• [Work instructions] Set down the data below without change, skipping the pictures it holds.

• [Provided material]
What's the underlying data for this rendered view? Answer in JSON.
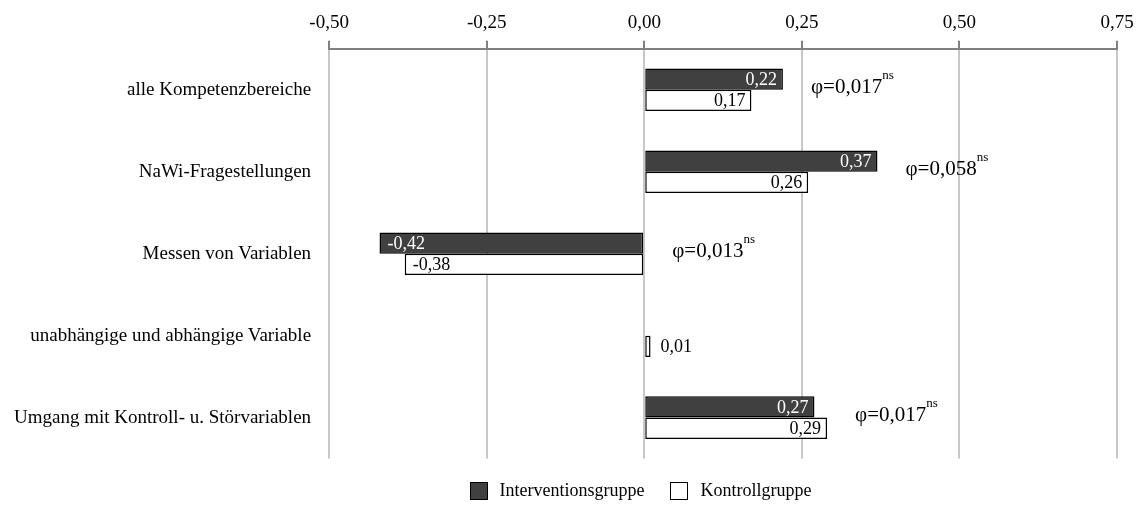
{
  "chart_data": {
    "type": "bar",
    "orientation": "horizontal",
    "categories": [
      "alle Kompetenzbereiche",
      "NaWi-Fragestellungen",
      "Messen von Variablen",
      "unabhängige und abhängige Variable",
      "Umgang mit Kontroll- u. Störvariablen"
    ],
    "series": [
      {
        "name": "Interventionsgruppe",
        "color": "#404040",
        "values": [
          0.22,
          0.37,
          -0.42,
          0.0,
          0.27
        ],
        "value_labels": [
          "0,22",
          "0,37",
          "-0,42",
          null,
          "0,27"
        ]
      },
      {
        "name": "Kontrollgruppe",
        "color": "#ffffff",
        "values": [
          0.17,
          0.26,
          -0.38,
          0.01,
          0.29
        ],
        "value_labels": [
          "0,17",
          "0,26",
          "-0,38",
          "0,01",
          "0,29"
        ]
      }
    ],
    "xlim": [
      -0.5,
      0.75
    ],
    "xticks": [
      {
        "value": -0.5,
        "label": "-0,50"
      },
      {
        "value": -0.25,
        "label": "-0,25"
      },
      {
        "value": 0,
        "label": "0,00"
      },
      {
        "value": 0.25,
        "label": "0,25"
      },
      {
        "value": 0.5,
        "label": "0,50"
      },
      {
        "value": 0.75,
        "label": "0,75"
      }
    ],
    "annotations": [
      "φ=0,017$^{ns}$",
      "φ=0,058$^{ns}$",
      "φ=0,013$^{ns}$",
      "φ=0,017$^{ns}$"
    ],
    "grid": "x",
    "legend": "bottom"
  }
}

• [Solution for this exercise]
What's the underlying data for this rendered view? Answer in JSON.
{
  "chart_data": {
    "type": "bar",
    "orientation": "horizontal",
    "categories": [
      "alle Kompetenzbereiche",
      "NaWi-Fragestellungen",
      "Messen von Variablen",
      "unabhängige und abhängige Variable",
      "Umgang mit Kontroll- u. Störvariablen"
    ],
    "series": [
      {
        "name": "Interventionsgruppe",
        "color": "#404040",
        "values": [
          0.22,
          0.37,
          -0.42,
          0.0,
          0.27
        ],
        "value_labels": [
          "0,22",
          "0,37",
          "-0,42",
          null,
          "0,27"
        ]
      },
      {
        "name": "Kontrollgruppe",
        "color": "#ffffff",
        "values": [
          0.17,
          0.26,
          -0.38,
          0.01,
          0.29
        ],
        "value_labels": [
          "0,17",
          "0,26",
          "-0,38",
          "0,01",
          "0,29"
        ]
      }
    ],
    "xlim": [
      -0.5,
      0.75
    ],
    "xticks": [
      {
        "value": -0.5,
        "label": "-0,50"
      },
      {
        "value": -0.25,
        "label": "-0,25"
      },
      {
        "value": 0,
        "label": "0,00"
      },
      {
        "value": 0.25,
        "label": "0,25"
      },
      {
        "value": 0.5,
        "label": "0,50"
      },
      {
        "value": 0.75,
        "label": "0,75"
      }
    ],
    "annotations": [
      "φ=0,017$^{ns}$",
      "φ=0,058$^{ns}$",
      "φ=0,013$^{ns}$",
      "φ=0,017$^{ns}$"
    ],
    "grid": "x",
    "legend": "bottom"
  }
}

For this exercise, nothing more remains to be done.